WRITTEN INSTRUCTION: Copy only what runs from the line containing "Extract the structured" to the last line, both included, keeping it exact and omitting pictures.

EXERCISE INPUTS:
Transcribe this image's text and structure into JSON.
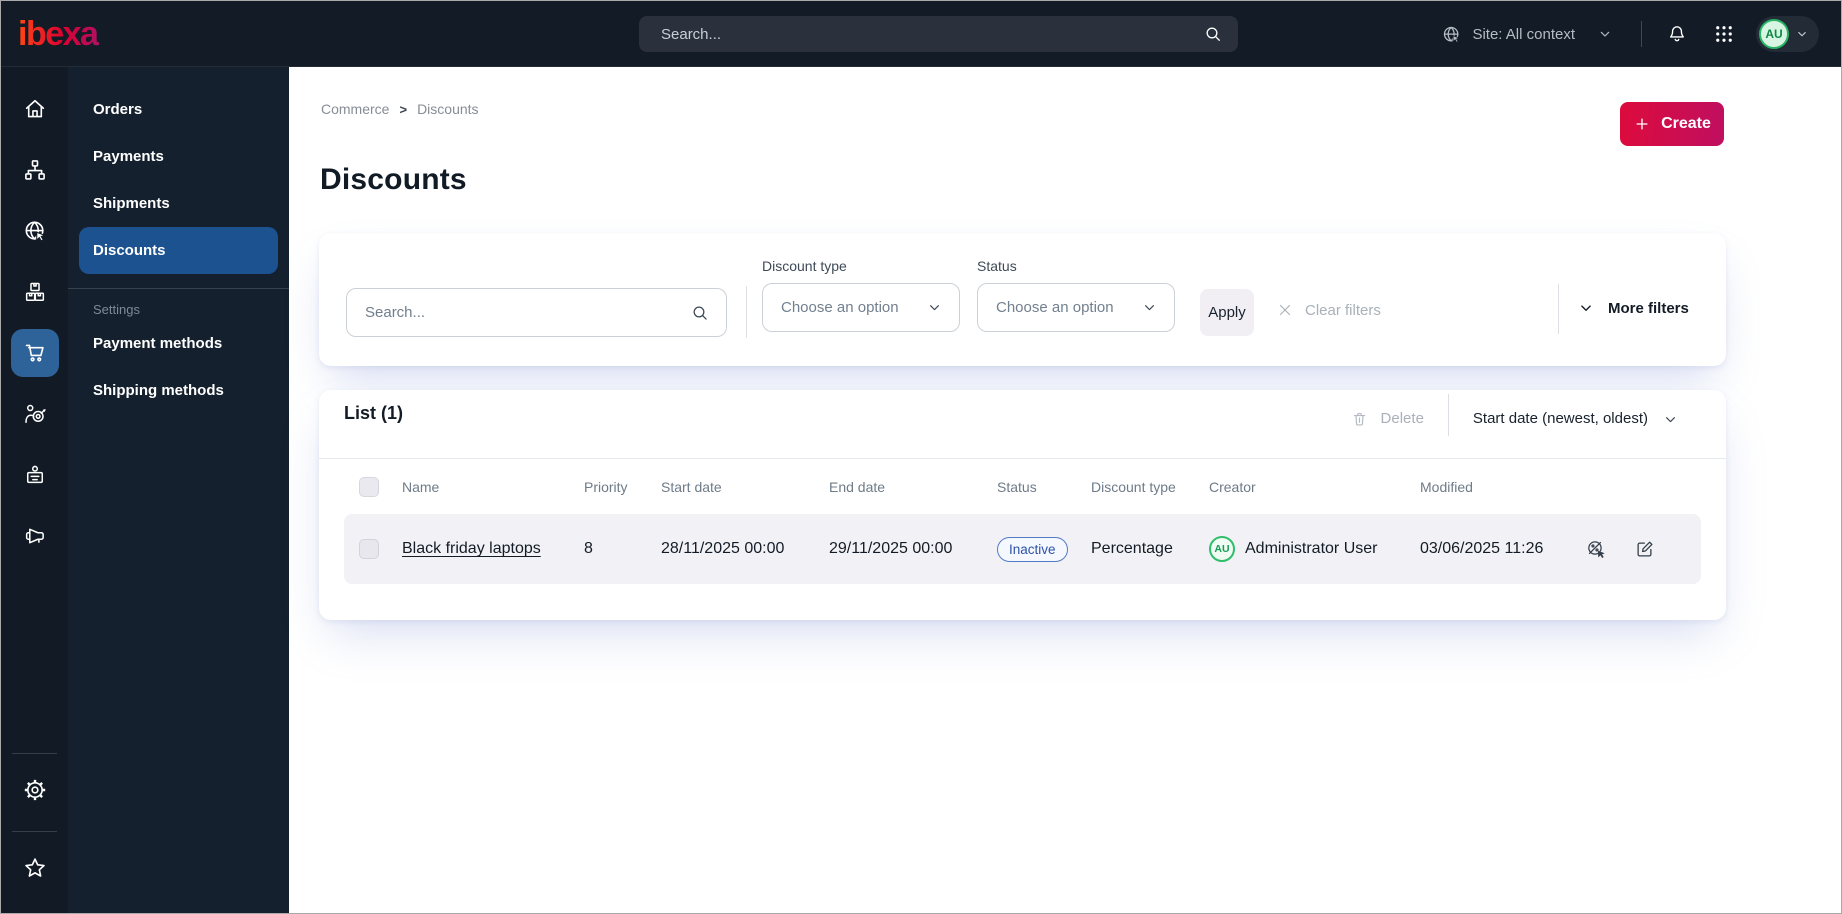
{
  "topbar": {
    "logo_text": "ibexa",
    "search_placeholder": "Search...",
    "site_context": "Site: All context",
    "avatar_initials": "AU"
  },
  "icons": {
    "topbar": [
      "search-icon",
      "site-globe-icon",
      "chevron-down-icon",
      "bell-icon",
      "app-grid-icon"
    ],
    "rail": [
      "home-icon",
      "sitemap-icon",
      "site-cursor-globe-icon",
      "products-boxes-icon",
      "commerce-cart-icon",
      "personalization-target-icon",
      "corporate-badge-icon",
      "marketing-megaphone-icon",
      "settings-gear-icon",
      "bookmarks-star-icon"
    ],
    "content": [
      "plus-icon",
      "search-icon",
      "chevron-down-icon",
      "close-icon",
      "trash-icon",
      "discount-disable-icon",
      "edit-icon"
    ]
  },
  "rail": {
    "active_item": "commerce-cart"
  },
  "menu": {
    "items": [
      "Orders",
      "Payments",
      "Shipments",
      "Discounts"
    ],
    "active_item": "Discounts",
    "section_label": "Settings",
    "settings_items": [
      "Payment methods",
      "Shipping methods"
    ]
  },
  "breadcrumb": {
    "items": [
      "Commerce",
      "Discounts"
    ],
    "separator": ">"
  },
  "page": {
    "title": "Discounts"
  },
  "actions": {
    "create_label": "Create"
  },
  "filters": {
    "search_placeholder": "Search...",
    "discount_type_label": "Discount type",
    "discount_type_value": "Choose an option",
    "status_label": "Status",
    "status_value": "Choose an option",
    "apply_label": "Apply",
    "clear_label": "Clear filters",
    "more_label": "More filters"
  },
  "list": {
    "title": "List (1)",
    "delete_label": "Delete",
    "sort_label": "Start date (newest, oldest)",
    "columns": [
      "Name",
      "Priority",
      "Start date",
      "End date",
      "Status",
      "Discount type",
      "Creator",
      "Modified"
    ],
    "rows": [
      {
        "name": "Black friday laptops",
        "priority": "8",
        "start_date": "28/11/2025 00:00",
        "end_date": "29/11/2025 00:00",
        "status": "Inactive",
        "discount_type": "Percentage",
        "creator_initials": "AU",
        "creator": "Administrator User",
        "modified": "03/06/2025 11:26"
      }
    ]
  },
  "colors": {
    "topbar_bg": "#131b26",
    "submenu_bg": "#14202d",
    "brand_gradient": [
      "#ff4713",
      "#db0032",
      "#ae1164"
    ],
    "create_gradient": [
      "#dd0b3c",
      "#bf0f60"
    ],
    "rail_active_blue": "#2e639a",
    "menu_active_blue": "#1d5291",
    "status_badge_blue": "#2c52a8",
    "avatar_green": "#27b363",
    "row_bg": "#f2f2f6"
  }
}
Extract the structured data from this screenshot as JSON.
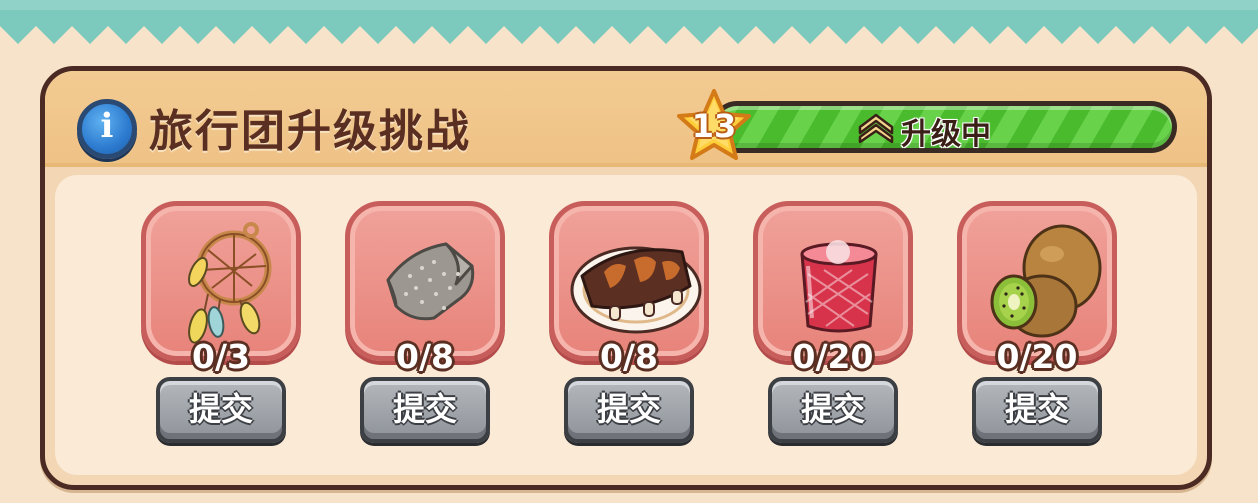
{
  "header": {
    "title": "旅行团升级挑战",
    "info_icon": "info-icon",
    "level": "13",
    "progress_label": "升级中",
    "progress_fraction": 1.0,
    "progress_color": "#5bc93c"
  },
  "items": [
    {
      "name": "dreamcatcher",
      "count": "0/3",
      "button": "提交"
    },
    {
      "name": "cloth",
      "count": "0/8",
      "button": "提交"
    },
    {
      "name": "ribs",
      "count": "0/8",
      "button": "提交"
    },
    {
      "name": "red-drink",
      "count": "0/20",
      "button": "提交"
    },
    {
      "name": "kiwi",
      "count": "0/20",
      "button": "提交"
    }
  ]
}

REPLY TO THE EXERCISE:
Extract the structured data from this screenshot as JSON.
{
  "header": {
    "title": "旅行团升级挑战",
    "info_icon": "info-icon",
    "level": "13",
    "progress_label": "升级中",
    "progress_fraction": 1.0,
    "progress_color": "#5bc93c"
  },
  "items": [
    {
      "name": "dreamcatcher",
      "count": "0/3",
      "button": "提交"
    },
    {
      "name": "cloth",
      "count": "0/8",
      "button": "提交"
    },
    {
      "name": "ribs",
      "count": "0/8",
      "button": "提交"
    },
    {
      "name": "red-drink",
      "count": "0/20",
      "button": "提交"
    },
    {
      "name": "kiwi",
      "count": "0/20",
      "button": "提交"
    }
  ]
}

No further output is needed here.